Task statement:
Exact copy, no pictures: output each line below as it stands.

Stored data:
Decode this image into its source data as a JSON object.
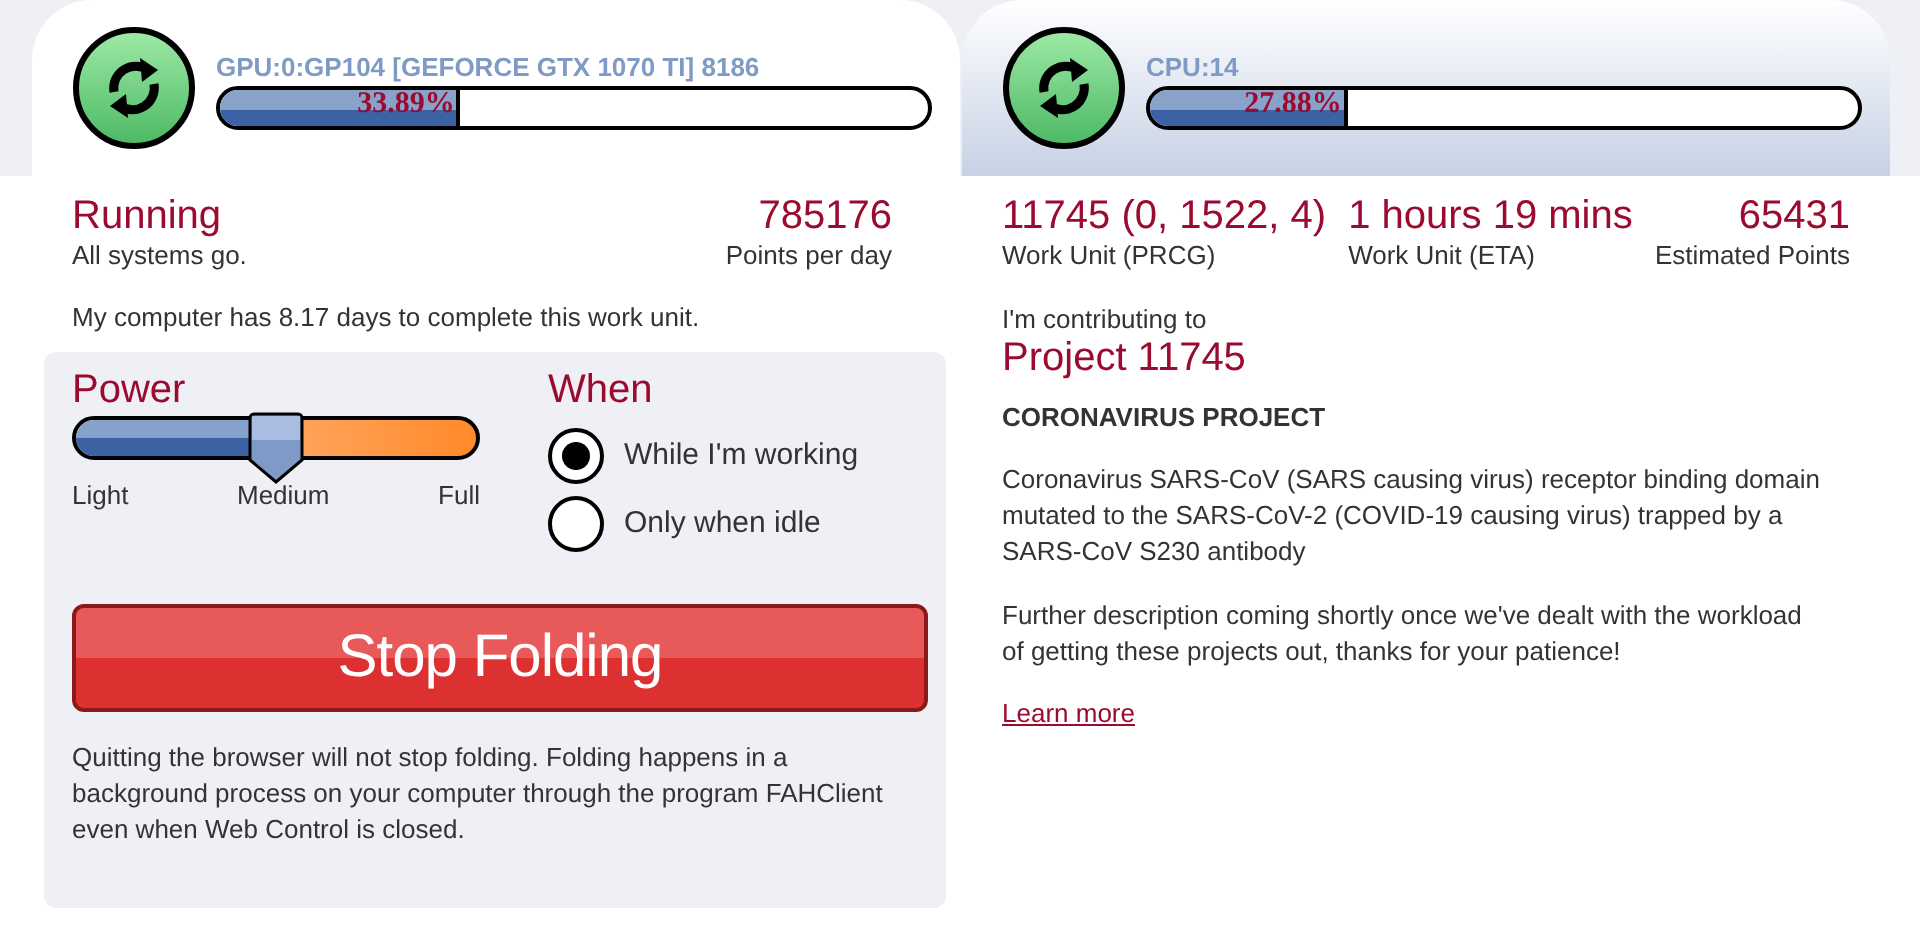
{
  "slots": [
    {
      "name": "GPU:0:GP104 [GEFORCE GTX 1070 TI] 8186",
      "progress": "33.89%",
      "level": 0.3389,
      "selected": false
    },
    {
      "name": "CPU:14",
      "progress": "27.88%",
      "level": 0.2788,
      "selected": true
    }
  ],
  "status": {
    "state": "Running",
    "message": "All systems go.",
    "points": "785176",
    "points_label": "Points per day"
  },
  "notice": "My computer has 8.17 days to complete this work unit.",
  "power": {
    "title": "Power",
    "level": 0.5,
    "labels": [
      "Light",
      "Medium",
      "Full"
    ]
  },
  "when": {
    "title": "When",
    "options": [
      {
        "label": "While I'm working",
        "selected": true
      },
      {
        "label": "Only when idle",
        "selected": false
      }
    ]
  },
  "stop_button": "Stop Folding",
  "footnote": "Quitting the browser will not stop folding. Folding happens in a background process on your computer through the program FAHClient even when Web Control is closed.",
  "work_unit": {
    "stats": [
      {
        "value": "11745 (0, 1522, 4)",
        "label": "Work Unit (PRCG)"
      },
      {
        "value": "1 hours 19 mins",
        "label": "Work Unit (ETA)"
      },
      {
        "value": "65431",
        "label": "Estimated Points"
      }
    ]
  },
  "project": {
    "intro": "I'm contributing to",
    "name": "Project 11745",
    "title": "CORONAVIRUS PROJECT",
    "paragraphs": [
      "Coronavirus SARS-CoV (SARS causing virus) receptor binding domain mutated to the SARS-CoV-2 (COVID-19 causing virus) trapped by a SARS-CoV S230 antibody",
      "Further description coming shortly once we've dealt with the workload of getting these projects out, thanks for your patience!"
    ],
    "link": "Learn more"
  }
}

Your solution:
Decode this image into its source data as a JSON object.
{
  "slots": [
    {
      "name": "GPU:0:GP104 [GEFORCE GTX 1070 TI] 8186",
      "progress": "33.89%",
      "level": 0.3389,
      "selected": false
    },
    {
      "name": "CPU:14",
      "progress": "27.88%",
      "level": 0.2788,
      "selected": true
    }
  ],
  "status": {
    "state": "Running",
    "message": "All systems go.",
    "points": "785176",
    "points_label": "Points per day"
  },
  "notice": "My computer has 8.17 days to complete this work unit.",
  "power": {
    "title": "Power",
    "level": 0.5,
    "labels": [
      "Light",
      "Medium",
      "Full"
    ]
  },
  "when": {
    "title": "When",
    "options": [
      {
        "label": "While I'm working",
        "selected": true
      },
      {
        "label": "Only when idle",
        "selected": false
      }
    ]
  },
  "stop_button": "Stop Folding",
  "footnote": "Quitting the browser will not stop folding. Folding happens in a background process on your computer through the program FAHClient even when Web Control is closed.",
  "work_unit": {
    "stats": [
      {
        "value": "11745 (0, 1522, 4)",
        "label": "Work Unit (PRCG)"
      },
      {
        "value": "1 hours 19 mins",
        "label": "Work Unit (ETA)"
      },
      {
        "value": "65431",
        "label": "Estimated Points"
      }
    ]
  },
  "project": {
    "intro": "I'm contributing to",
    "name": "Project 11745",
    "title": "CORONAVIRUS PROJECT",
    "paragraphs": [
      "Coronavirus SARS-CoV (SARS causing virus) receptor binding domain mutated to the SARS-CoV-2 (COVID-19 causing virus) trapped by a SARS-CoV S230 antibody",
      "Further description coming shortly once we've dealt with the workload of getting these projects out, thanks for your patience!"
    ],
    "link": "Learn more"
  }
}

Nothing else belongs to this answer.